QUOTED TEXT —
::::
# Reverse Trolley Kit by Dallee Electronics



## T-Man (May 16, 2008)

I got lucky and have a chance to assemble a commercial trolley unit. The owner got it at the Big E show and passed it on after seeing te directions. 

My unit only has end to end and is cheep to build. This unit has mutiple stops, momentum breaking, enough capacity to handle G scale too. SO here is a peek on how I mounted it. I had to vary from the directions since their supplied cable was too short. I moved the momentum board to the right.


Here is a link to the company Dallee ELectronics. You have to give them credit.:thumbsup: I am on the verge of testing this out, more to come.

Here is the kit 610 instructions.


----------



## gunrunnerjohn (Nov 10, 2010)

Cool, waiting for the video.


----------



## tjcruiser (Jan 10, 2010)

Yeah, but where's the toaster guts, T?!?



Looks like a fun build. Keep us posted on the action.

TJ


----------



## T-Man (May 16, 2008)

One toaster gut blew a transistor or capacitor. I just haven't got back to it. 

This is new stuff and I hope it won't end up like the toaster.

I got a fresh supply of batteries so I will work on the requests.:thumbsup:


----------



## broox (Apr 13, 2012)

interdasting.

Good for HO aswell I'm guessing.

I got an idea for this kinda thing on my lauout... it might just work.

one request for testing, how well will it work with a grade on the track?


----------



## T-Man (May 16, 2008)

This is a multiple configuration. The momentum braking may work against you with an incline. There are other options for back and forth. Simpler ones. You just have to visit the site. I suppose it could brake for the incline too.

This is set 610.

Here is the instruction for the momentum board. It may be possible to use for an incline. Add time for up and less time for down. It is not for constant use.
::::
DATASET SECTION —
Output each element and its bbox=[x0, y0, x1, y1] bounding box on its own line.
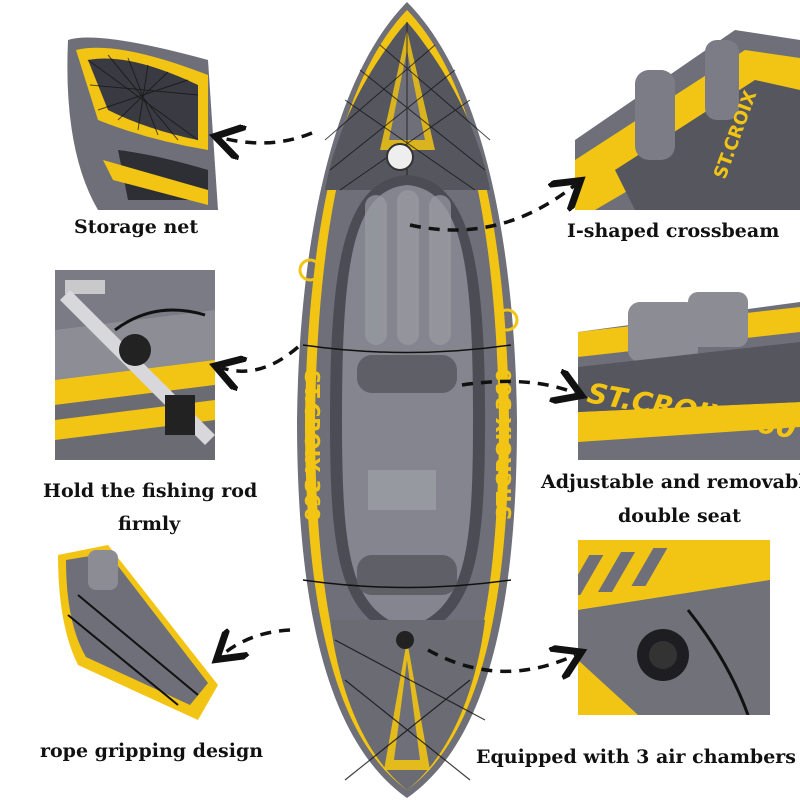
::::
CHALLENGES —
1. Answer these about the reverse trolley kit thread, one line each:
(a) In which direction did T-Man move the momentum board?
(b) What did one toaster gut blow?
(c) What set number does T-Man give for the kit?
2. From the reverse trolley kit thread, extract the part that opens with the words containing "# Reverse Trolley" and closes with "more to come.".

WORKED SOLUTIONS —
1.
(a) To the right.
(b) A transistor or capacitor.
(c) 610.

2.
# Reverse Trolley Kit by Dallee Electronics



## T-Man (May 16, 2008)

I got lucky and have a chance to assemble a commercial trolley unit. The owner got it at the Big E show and passed it on after seeing te directions. 

My unit only has end to end and is cheep to build. This unit has mutiple stops, momentum breaking, enough capacity to handle G scale too. SO here is a peek on how I mounted it. I had to vary from the directions since their supplied cable was too short. I moved the momentum board to the right.


Here is a link to the company Dallee ELectronics. You have to give them credit.:thumbsup: I am on the verge of testing this out, more to come.